** Data rows **
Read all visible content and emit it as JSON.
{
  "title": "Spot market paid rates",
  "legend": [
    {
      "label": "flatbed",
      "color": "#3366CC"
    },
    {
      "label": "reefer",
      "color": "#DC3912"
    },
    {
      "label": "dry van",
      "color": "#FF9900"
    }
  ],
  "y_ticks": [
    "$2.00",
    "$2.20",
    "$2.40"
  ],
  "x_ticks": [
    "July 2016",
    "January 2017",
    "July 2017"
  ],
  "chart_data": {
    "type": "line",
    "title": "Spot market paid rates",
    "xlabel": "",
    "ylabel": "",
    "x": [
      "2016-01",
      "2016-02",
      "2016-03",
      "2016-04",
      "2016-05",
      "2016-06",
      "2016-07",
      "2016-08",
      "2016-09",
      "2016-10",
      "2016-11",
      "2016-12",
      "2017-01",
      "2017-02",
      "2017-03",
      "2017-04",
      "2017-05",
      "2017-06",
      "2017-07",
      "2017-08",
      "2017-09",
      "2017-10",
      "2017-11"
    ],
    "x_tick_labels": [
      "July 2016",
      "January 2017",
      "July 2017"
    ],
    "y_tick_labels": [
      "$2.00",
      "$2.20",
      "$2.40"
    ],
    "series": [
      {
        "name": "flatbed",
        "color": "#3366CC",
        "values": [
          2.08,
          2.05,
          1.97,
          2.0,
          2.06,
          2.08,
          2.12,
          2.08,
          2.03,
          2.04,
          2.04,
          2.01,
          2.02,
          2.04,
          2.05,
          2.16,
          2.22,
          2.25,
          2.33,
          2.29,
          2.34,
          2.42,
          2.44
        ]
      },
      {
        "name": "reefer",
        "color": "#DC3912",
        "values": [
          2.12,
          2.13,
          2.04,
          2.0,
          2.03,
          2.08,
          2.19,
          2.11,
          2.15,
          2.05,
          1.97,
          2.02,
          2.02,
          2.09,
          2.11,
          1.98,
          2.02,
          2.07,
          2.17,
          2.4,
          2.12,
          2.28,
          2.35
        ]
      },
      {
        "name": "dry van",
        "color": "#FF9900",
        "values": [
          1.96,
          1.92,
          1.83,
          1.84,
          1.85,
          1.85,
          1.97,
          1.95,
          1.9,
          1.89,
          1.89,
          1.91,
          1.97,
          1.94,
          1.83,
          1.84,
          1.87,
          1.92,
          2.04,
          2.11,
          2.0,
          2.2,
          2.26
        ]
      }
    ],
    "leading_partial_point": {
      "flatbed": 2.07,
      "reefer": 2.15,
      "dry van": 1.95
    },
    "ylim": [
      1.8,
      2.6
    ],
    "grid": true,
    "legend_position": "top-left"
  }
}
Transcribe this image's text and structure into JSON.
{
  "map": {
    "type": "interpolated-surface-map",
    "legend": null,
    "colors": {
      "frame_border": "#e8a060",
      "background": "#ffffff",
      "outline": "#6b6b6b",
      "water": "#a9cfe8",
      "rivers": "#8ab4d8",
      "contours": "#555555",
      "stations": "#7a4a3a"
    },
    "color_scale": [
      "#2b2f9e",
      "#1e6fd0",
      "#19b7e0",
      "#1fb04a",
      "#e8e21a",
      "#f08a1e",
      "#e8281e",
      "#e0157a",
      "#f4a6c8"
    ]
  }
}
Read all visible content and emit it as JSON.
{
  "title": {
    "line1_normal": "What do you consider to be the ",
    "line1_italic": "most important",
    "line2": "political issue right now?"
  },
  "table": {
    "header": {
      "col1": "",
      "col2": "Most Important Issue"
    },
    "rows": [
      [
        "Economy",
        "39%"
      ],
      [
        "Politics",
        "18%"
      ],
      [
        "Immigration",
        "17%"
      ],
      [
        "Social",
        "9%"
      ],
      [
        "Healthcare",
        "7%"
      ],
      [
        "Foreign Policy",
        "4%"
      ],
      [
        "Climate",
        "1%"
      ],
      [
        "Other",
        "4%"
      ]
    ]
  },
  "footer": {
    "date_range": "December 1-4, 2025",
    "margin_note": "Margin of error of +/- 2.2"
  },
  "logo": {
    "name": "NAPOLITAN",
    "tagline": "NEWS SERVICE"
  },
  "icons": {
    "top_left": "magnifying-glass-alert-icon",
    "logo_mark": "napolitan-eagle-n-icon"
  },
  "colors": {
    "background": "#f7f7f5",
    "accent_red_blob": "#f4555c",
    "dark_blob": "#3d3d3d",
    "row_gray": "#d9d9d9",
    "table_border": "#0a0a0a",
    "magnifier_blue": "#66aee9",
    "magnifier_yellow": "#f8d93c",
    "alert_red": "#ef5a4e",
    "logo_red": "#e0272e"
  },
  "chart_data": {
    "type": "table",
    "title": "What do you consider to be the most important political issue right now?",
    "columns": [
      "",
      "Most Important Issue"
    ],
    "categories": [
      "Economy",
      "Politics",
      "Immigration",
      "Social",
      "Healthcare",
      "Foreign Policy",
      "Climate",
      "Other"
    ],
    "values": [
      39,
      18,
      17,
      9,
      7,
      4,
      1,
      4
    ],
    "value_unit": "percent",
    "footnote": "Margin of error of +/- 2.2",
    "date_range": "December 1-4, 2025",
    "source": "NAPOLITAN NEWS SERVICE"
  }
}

** Goal of the exercise **
Tally the lines of the data that hold the string "rates". Answer with the number and nothing more.

** The result **
2